> **DATASET EXCERPTS**
--- start ---
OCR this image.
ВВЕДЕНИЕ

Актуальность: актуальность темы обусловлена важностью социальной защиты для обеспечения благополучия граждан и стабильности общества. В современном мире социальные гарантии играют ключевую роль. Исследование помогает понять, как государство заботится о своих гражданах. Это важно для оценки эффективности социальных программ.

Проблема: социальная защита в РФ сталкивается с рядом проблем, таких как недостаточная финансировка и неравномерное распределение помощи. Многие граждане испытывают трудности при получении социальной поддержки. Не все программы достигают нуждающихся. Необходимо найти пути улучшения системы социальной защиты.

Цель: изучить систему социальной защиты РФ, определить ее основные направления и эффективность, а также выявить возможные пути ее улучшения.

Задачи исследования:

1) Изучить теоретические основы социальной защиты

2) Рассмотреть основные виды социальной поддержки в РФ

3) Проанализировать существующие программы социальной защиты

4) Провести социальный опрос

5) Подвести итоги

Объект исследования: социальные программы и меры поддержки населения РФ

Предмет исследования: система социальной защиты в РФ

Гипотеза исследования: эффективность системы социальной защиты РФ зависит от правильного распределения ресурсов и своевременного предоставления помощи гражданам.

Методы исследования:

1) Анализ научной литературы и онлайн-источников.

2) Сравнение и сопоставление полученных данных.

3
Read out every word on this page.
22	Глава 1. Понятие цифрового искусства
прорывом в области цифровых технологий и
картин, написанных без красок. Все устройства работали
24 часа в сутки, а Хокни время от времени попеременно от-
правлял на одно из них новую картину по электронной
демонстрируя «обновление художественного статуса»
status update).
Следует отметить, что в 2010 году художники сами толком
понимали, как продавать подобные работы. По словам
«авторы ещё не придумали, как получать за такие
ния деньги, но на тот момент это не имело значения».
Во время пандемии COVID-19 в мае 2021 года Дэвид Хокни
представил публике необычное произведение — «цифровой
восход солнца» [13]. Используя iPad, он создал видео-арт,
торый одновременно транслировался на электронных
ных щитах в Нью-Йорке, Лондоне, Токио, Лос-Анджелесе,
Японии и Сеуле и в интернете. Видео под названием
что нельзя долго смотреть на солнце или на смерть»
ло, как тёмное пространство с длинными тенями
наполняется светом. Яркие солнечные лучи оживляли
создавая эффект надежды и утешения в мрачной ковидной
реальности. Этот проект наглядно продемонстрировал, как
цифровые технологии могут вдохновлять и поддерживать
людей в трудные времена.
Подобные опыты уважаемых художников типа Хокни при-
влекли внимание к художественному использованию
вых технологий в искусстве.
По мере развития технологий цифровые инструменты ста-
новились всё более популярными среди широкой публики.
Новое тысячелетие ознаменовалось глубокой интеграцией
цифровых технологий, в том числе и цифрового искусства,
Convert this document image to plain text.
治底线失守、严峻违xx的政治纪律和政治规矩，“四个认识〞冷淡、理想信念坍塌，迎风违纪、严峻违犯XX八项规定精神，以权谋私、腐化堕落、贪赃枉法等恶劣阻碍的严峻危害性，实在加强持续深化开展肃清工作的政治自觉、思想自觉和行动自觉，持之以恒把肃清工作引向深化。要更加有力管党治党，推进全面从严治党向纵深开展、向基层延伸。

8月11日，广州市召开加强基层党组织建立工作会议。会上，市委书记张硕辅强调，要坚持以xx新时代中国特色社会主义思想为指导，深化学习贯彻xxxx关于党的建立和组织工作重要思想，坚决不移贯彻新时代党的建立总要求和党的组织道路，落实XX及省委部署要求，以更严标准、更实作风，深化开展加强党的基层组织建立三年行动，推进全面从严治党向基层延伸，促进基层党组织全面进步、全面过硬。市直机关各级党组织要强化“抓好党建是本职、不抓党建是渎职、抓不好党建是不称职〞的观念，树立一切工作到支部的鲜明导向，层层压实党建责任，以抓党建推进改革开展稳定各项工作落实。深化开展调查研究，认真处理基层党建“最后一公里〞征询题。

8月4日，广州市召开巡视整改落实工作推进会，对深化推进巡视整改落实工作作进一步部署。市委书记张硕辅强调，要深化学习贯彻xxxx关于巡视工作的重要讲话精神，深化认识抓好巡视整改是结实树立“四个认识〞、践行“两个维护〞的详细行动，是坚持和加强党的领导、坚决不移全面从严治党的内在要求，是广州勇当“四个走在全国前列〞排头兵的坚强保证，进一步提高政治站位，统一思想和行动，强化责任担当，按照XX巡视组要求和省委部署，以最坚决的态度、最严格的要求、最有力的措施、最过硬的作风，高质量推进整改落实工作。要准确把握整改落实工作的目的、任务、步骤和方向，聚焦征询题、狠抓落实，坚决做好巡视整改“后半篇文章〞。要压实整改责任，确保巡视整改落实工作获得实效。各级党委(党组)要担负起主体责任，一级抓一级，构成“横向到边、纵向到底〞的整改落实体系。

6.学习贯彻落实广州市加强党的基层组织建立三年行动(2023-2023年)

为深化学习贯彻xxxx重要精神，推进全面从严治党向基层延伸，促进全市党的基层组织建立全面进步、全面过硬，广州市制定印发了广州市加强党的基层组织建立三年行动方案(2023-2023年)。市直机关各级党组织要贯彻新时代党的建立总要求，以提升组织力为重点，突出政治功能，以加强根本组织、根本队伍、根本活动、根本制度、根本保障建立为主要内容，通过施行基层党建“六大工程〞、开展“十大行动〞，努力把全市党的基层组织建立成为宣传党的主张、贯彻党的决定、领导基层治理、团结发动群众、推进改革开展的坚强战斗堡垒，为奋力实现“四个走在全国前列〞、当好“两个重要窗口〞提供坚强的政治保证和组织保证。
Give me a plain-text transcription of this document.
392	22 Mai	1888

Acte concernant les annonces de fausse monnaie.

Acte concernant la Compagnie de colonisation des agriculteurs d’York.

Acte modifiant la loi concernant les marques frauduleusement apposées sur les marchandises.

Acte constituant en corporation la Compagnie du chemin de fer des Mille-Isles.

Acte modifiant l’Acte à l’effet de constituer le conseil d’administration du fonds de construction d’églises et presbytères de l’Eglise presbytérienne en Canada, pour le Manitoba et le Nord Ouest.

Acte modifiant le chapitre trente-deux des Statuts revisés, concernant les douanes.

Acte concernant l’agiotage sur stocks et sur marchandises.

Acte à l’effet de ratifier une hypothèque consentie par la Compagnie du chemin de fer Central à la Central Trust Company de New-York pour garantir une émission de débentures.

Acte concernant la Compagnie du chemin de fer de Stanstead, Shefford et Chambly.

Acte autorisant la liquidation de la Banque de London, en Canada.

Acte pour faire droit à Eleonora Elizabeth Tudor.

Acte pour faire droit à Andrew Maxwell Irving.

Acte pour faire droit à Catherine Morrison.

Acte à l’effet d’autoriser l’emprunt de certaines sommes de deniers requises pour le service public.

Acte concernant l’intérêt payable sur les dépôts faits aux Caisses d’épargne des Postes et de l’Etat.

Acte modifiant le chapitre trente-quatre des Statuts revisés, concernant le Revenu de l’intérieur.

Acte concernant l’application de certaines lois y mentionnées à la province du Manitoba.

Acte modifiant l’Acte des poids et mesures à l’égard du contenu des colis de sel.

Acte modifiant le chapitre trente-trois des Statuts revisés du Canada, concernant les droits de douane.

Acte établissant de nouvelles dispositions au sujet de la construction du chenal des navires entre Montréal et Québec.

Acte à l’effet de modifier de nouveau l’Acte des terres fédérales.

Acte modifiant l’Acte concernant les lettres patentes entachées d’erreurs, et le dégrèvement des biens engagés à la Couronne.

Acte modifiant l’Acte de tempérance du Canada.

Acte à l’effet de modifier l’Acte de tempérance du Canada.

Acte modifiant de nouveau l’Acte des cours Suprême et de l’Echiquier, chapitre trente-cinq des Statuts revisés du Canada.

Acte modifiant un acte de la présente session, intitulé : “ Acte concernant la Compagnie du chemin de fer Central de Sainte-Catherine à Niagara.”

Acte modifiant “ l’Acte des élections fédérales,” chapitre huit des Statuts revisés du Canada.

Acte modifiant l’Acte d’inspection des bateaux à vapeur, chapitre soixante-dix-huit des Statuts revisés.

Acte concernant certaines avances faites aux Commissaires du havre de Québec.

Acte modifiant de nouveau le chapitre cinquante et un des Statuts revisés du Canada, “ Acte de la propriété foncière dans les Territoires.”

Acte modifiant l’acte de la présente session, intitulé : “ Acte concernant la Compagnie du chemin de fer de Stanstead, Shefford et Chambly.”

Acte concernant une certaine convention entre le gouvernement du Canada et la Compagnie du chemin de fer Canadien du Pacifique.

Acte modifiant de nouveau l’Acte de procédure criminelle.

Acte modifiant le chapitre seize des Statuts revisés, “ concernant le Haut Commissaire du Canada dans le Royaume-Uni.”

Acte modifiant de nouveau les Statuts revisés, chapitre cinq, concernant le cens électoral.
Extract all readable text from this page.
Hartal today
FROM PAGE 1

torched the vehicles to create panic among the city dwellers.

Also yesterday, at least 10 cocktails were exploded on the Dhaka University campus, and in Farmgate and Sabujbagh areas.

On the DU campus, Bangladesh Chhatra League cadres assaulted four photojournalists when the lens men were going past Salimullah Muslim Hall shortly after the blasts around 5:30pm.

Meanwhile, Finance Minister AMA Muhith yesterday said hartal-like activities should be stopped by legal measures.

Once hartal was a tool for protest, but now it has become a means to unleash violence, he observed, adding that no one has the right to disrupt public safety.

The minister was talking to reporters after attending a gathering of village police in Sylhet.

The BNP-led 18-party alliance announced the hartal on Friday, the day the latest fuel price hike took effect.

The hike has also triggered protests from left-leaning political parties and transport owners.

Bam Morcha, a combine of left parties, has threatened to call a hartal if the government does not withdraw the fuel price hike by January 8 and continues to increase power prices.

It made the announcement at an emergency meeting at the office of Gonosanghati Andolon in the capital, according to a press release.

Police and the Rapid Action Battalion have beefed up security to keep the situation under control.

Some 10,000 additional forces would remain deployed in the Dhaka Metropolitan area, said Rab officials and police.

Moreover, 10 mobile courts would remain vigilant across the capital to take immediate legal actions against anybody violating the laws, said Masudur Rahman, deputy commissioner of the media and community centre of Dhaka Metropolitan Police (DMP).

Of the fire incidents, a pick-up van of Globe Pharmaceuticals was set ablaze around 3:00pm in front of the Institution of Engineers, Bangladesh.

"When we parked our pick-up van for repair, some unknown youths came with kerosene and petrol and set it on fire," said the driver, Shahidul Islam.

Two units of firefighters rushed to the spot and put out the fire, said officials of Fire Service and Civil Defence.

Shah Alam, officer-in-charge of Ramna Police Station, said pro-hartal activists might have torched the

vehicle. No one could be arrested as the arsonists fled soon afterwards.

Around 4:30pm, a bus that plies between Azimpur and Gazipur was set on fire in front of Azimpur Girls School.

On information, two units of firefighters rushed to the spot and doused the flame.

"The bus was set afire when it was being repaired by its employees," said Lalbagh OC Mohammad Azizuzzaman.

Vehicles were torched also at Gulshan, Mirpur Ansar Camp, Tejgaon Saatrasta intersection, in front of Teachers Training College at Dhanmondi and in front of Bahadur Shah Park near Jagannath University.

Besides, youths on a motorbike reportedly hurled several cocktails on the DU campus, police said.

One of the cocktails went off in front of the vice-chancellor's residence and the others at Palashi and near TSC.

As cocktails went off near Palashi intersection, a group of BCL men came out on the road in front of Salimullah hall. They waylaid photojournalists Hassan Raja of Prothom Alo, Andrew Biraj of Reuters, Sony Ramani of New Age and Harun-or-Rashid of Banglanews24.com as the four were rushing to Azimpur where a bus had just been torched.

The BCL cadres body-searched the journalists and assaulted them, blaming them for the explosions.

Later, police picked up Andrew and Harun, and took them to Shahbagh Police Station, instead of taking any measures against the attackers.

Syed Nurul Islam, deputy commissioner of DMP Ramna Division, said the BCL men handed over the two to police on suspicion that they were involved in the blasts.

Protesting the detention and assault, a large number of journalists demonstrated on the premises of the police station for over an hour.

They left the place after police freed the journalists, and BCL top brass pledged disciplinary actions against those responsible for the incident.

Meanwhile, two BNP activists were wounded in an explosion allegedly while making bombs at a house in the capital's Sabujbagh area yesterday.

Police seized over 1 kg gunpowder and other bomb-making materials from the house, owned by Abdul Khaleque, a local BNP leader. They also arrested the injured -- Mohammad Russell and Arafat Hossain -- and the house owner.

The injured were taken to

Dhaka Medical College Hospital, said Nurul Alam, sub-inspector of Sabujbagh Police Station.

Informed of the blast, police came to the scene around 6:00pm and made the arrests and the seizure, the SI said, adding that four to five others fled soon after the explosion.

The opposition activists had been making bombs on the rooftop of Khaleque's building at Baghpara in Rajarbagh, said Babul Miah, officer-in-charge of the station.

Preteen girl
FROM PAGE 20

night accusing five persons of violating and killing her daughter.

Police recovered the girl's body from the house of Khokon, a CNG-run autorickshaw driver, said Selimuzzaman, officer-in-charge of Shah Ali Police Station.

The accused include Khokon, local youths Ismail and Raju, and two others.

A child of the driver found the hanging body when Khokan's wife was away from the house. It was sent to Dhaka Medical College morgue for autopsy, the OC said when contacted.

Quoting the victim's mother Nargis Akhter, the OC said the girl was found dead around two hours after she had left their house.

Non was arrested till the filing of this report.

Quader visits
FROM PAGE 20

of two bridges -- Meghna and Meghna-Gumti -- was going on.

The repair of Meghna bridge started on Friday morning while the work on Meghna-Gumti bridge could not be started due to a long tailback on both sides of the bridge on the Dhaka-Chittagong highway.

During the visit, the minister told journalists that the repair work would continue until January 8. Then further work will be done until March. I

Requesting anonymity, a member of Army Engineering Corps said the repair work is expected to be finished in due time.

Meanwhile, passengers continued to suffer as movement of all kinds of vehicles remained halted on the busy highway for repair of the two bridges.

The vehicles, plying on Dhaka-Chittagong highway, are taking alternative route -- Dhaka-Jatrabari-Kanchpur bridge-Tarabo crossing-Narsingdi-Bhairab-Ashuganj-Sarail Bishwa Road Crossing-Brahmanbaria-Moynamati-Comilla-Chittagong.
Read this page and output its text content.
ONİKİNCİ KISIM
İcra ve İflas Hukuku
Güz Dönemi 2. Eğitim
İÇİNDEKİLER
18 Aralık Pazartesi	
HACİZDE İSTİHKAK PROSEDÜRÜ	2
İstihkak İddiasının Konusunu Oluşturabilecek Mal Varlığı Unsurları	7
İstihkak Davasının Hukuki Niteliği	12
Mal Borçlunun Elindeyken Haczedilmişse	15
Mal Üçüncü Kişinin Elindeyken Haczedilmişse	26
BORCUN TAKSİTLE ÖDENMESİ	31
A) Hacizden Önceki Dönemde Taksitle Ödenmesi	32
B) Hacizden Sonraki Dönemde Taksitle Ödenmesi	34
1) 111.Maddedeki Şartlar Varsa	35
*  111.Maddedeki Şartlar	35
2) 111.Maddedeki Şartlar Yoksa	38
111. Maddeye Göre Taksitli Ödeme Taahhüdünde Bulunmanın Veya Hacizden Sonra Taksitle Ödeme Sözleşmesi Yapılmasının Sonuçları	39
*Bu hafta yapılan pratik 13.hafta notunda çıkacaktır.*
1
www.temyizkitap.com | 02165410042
--- end ---
> **WRITTEN INSTRUCTION**
Return all lines of the material above in which the word "Dönemde" occurs.

> **TASK OUTPUT**
A) Hacizden Önceki Dönemde Taksitle Ödenmesi	32
B) Hacizden Sonraki Dönemde Taksitle Ödenmesi	34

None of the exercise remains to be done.